• **Task input**:
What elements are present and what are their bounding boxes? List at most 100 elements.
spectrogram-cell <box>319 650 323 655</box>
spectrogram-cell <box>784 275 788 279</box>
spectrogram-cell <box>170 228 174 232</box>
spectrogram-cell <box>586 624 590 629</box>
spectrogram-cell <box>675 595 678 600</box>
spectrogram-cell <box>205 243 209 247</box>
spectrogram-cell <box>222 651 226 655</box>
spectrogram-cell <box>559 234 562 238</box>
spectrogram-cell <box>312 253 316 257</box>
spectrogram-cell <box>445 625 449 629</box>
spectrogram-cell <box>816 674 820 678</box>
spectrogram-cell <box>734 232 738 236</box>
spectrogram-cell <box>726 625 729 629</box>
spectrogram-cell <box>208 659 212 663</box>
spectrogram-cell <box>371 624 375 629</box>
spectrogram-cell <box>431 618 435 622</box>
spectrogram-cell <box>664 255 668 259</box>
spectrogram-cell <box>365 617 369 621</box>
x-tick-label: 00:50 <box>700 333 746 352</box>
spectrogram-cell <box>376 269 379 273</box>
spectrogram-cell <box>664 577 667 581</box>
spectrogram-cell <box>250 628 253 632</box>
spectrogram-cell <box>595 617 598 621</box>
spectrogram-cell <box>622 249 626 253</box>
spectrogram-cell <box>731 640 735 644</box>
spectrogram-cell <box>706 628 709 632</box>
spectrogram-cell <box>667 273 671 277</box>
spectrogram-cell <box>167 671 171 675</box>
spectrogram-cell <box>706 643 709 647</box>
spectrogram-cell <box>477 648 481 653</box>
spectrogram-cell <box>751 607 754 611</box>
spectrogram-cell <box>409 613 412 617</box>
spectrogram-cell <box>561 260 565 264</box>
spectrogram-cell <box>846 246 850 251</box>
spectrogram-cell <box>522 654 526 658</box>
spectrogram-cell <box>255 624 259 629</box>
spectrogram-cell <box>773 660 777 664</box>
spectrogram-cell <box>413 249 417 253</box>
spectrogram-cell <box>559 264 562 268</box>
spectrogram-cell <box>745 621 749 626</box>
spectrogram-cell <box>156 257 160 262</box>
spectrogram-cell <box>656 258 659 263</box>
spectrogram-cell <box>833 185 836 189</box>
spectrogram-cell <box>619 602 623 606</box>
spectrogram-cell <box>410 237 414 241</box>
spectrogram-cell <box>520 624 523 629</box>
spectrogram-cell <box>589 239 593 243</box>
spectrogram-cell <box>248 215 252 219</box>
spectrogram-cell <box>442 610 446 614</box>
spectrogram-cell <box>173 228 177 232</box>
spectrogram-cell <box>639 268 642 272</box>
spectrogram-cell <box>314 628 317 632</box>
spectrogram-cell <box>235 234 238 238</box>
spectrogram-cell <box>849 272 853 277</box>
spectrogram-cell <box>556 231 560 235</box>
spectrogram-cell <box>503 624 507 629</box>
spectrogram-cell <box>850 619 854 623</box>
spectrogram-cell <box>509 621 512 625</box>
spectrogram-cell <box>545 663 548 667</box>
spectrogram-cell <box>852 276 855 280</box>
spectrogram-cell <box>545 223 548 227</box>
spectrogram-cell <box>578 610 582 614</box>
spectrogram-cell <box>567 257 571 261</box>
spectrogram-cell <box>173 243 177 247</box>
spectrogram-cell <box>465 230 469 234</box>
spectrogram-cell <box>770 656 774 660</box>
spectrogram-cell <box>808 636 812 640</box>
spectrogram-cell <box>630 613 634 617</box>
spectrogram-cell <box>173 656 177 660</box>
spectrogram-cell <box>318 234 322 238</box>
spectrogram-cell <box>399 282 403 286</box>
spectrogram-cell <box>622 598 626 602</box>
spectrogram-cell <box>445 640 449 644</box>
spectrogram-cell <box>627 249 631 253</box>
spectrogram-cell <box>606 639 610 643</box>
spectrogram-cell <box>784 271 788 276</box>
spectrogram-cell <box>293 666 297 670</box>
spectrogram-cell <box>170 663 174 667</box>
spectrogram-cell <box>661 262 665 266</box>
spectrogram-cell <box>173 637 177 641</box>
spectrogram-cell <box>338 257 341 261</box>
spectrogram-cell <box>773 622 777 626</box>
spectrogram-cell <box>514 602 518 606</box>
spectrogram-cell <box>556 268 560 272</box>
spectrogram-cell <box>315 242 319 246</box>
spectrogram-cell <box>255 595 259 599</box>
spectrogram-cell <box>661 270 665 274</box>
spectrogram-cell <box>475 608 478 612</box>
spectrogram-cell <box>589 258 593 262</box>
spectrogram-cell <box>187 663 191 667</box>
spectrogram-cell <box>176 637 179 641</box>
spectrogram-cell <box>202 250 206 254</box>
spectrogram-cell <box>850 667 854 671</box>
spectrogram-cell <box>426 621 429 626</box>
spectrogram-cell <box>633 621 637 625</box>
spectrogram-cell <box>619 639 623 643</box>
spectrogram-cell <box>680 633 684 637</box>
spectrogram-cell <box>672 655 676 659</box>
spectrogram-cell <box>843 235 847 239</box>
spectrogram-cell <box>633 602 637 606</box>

• **Exercise details**:
Reproduce the records above verbatim from their first line through the line that contains "spectrogram-cell <box>675 595 678 600</box>", including both of those lines.

• **Correct output**:
What elements are present and what are their bounding boxes? List at most 100 elements.
spectrogram-cell <box>319 650 323 655</box>
spectrogram-cell <box>784 275 788 279</box>
spectrogram-cell <box>170 228 174 232</box>
spectrogram-cell <box>586 624 590 629</box>
spectrogram-cell <box>675 595 678 600</box>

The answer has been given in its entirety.